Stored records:
········

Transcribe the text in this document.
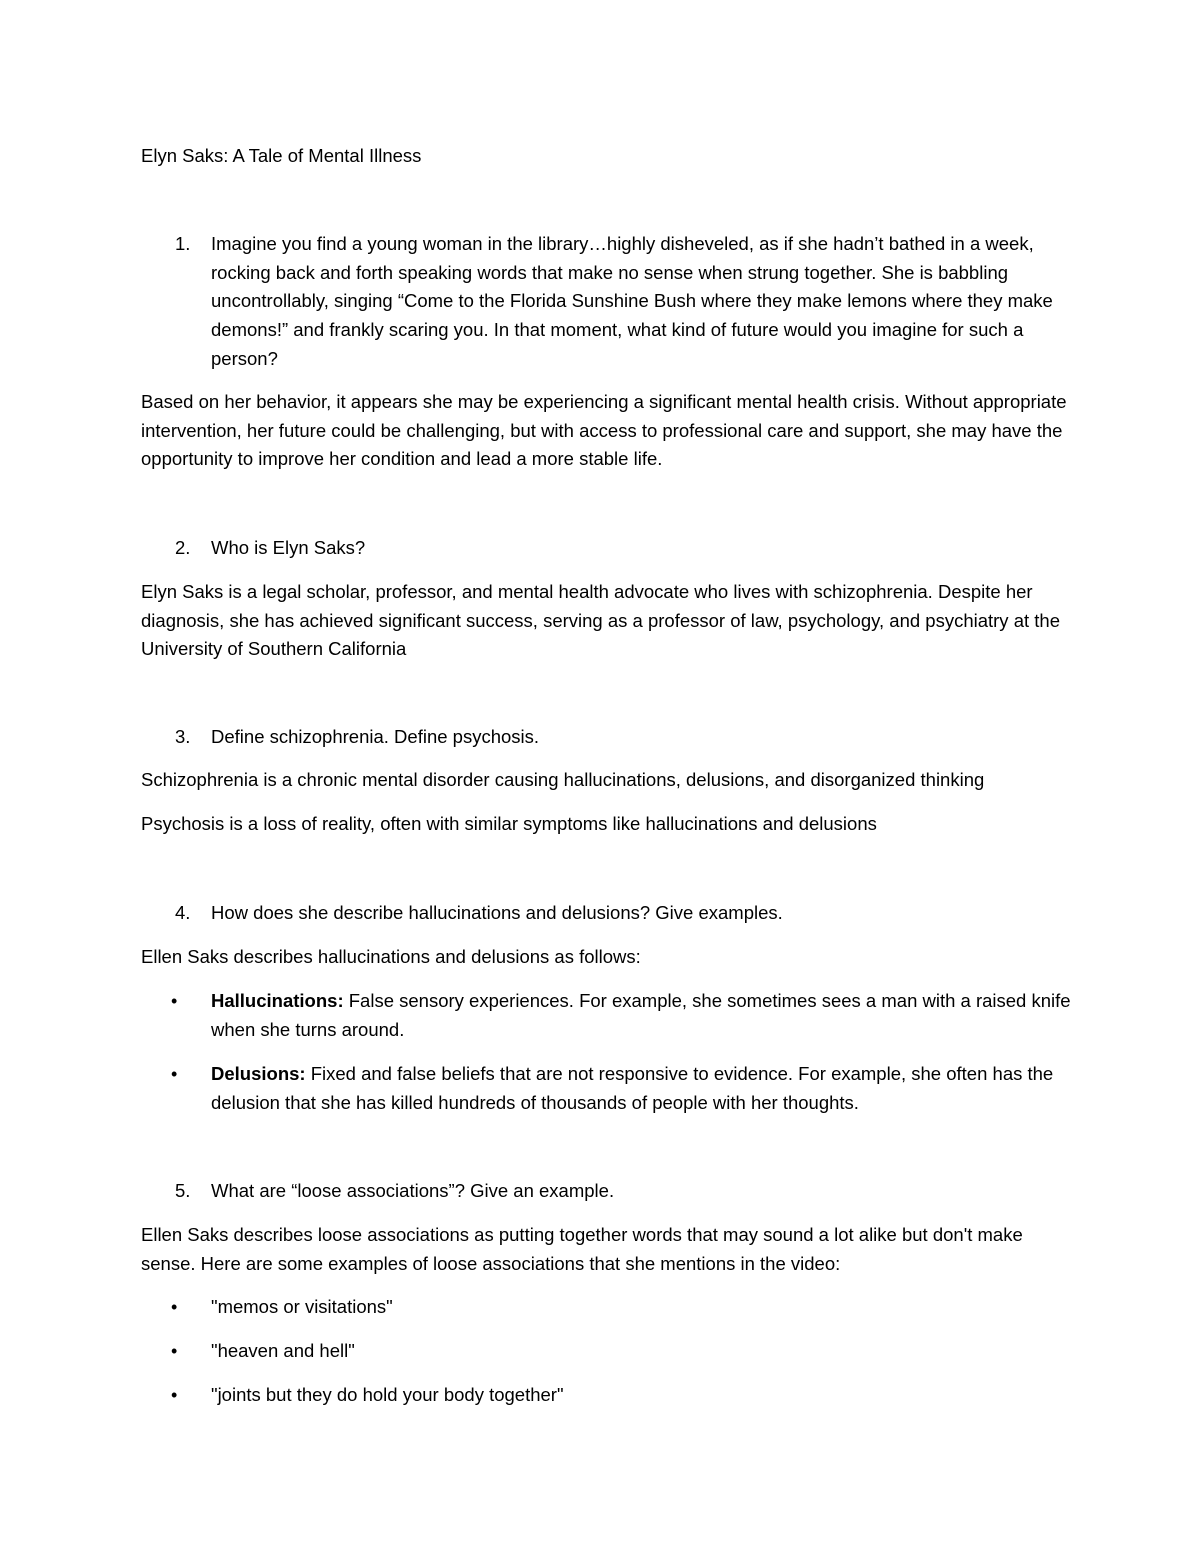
Elyn Saks: A Tale of Mental Illness

1. Imagine you find a young woman in the library…highly disheveled, as if she hadn’t bathed in a week, rocking back and forth speaking words that make no sense when strung together. She is babbling uncontrollably, singing “Come to the Florida Sunshine Bush where they make lemons where they make demons!” and frankly scaring you. In that moment, what kind of future would you imagine for such a person?

Based on her behavior, it appears she may be experiencing a significant mental health crisis. Without appropriate intervention, her future could be challenging, but with access to professional care and support, she may have the opportunity to improve her condition and lead a more stable life.

2. Who is Elyn Saks?

Elyn Saks is a legal scholar, professor, and mental health advocate who lives with schizophrenia. Despite her diagnosis, she has achieved significant success, serving as a professor of law, psychology, and psychiatry at the University of Southern California

3. Define schizophrenia. Define psychosis.

Schizophrenia is a chronic mental disorder causing hallucinations, delusions, and disorganized thinking

Psychosis is a loss of reality, often with similar symptoms like hallucinations and delusions

4. How does she describe hallucinations and delusions? Give examples.

Ellen Saks describes hallucinations and delusions as follows:

• Hallucinations: False sensory experiences. For example, she sometimes sees a man with a raised knife when she turns around.

• Delusions: Fixed and false beliefs that are not responsive to evidence. For example, she often has the delusion that she has killed hundreds of thousands of people with her thoughts.

5. What are “loose associations”? Give an example.

Ellen Saks describes loose associations as putting together words that may sound a lot alike but don't make sense. Here are some examples of loose associations that she mentions in the video:

• "memos or visitations"

• "heaven and hell"

• "joints but they do hold your body together"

········

YOUR INSTRUCTIONS » Reproduce the data verbatim. Do not carry any picture into the copy.

FINISHED ANSWER »
Transcribe the text in this document.
Elyn Saks: A Tale of Mental Illness

1. Imagine you find a young woman in the library…highly disheveled, as if she hadn’t bathed in a week, rocking back and forth speaking words that make no sense when strung together. She is babbling uncontrollably, singing “Come to the Florida Sunshine Bush where they make lemons where they make demons!” and frankly scaring you. In that moment, what kind of future would you imagine for such a person?

Based on her behavior, it appears she may be experiencing a significant mental health crisis. Without appropriate intervention, her future could be challenging, but with access to professional care and support, she may have the opportunity to improve her condition and lead a more stable life.

2. Who is Elyn Saks?

Elyn Saks is a legal scholar, professor, and mental health advocate who lives with schizophrenia. Despite her diagnosis, she has achieved significant success, serving as a professor of law, psychology, and psychiatry at the University of Southern California

3. Define schizophrenia. Define psychosis.

Schizophrenia is a chronic mental disorder causing hallucinations, delusions, and disorganized thinking

Psychosis is a loss of reality, often with similar symptoms like hallucinations and delusions

4. How does she describe hallucinations and delusions? Give examples.

Ellen Saks describes hallucinations and delusions as follows:

• Hallucinations: False sensory experiences. For example, she sometimes sees a man with a raised knife when she turns around.

• Delusions: Fixed and false beliefs that are not responsive to evidence. For example, she often has the delusion that she has killed hundreds of thousands of people with her thoughts.

5. What are “loose associations”? Give an example.

Ellen Saks describes loose associations as putting together words that may sound a lot alike but don't make sense. Here are some examples of loose associations that she mentions in the video:

• "memos or visitations"

• "heaven and hell"

• "joints but they do hold your body together"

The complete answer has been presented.